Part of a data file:
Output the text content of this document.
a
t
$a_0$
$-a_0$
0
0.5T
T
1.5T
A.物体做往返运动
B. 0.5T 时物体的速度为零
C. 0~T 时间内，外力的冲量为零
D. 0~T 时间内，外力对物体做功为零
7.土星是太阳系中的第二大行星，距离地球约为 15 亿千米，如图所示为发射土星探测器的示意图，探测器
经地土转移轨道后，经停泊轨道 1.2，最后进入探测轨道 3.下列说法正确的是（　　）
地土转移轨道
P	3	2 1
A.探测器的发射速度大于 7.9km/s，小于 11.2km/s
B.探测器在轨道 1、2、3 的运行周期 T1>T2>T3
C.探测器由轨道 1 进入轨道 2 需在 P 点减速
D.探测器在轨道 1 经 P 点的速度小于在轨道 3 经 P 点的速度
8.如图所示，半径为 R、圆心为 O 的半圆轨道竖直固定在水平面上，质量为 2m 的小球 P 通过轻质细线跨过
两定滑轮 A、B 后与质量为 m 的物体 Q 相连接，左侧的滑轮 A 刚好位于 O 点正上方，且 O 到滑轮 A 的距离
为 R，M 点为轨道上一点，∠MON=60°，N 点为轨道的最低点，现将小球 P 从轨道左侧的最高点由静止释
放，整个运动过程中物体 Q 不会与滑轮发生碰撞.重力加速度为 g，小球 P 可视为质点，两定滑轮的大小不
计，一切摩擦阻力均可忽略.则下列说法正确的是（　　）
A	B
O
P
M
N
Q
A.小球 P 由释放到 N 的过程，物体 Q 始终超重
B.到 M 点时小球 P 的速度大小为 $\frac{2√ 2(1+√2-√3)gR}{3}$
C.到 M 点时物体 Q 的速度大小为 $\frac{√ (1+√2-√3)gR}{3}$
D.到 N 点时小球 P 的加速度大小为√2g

- Problem statement:
All of the data needs to be printed once more, exactly.

- Exercise response:
Output the text content of this document.
a
t
$a_0$
$-a_0$
0
0.5T
T
1.5T
A.物体做往返运动
B. 0.5T 时物体的速度为零
C. 0~T 时间内，外力的冲量为零
D. 0~T 时间内，外力对物体做功为零
7.土星是太阳系中的第二大行星，距离地球约为 15 亿千米，如图所示为发射土星探测器的示意图，探测器
经地土转移轨道后，经停泊轨道 1.2，最后进入探测轨道 3.下列说法正确的是（　　）
地土转移轨道
P	3	2 1
A.探测器的发射速度大于 7.9km/s，小于 11.2km/s
B.探测器在轨道 1、2、3 的运行周期 T1>T2>T3
C.探测器由轨道 1 进入轨道 2 需在 P 点减速
D.探测器在轨道 1 经 P 点的速度小于在轨道 3 经 P 点的速度
8.如图所示，半径为 R、圆心为 O 的半圆轨道竖直固定在水平面上，质量为 2m 的小球 P 通过轻质细线跨过
两定滑轮 A、B 后与质量为 m 的物体 Q 相连接，左侧的滑轮 A 刚好位于 O 点正上方，且 O 到滑轮 A 的距离
为 R，M 点为轨道上一点，∠MON=60°，N 点为轨道的最低点，现将小球 P 从轨道左侧的最高点由静止释
放，整个运动过程中物体 Q 不会与滑轮发生碰撞.重力加速度为 g，小球 P 可视为质点，两定滑轮的大小不
计，一切摩擦阻力均可忽略.则下列说法正确的是（　　）
A	B
O
P
M
N
Q
A.小球 P 由释放到 N 的过程，物体 Q 始终超重
B.到 M 点时小球 P 的速度大小为 $\frac{2√ 2(1+√2-√3)gR}{3}$
C.到 M 点时物体 Q 的速度大小为 $\frac{√ (1+√2-√3)gR}{3}$
D.到 N 点时小球 P 的加速度大小为√2g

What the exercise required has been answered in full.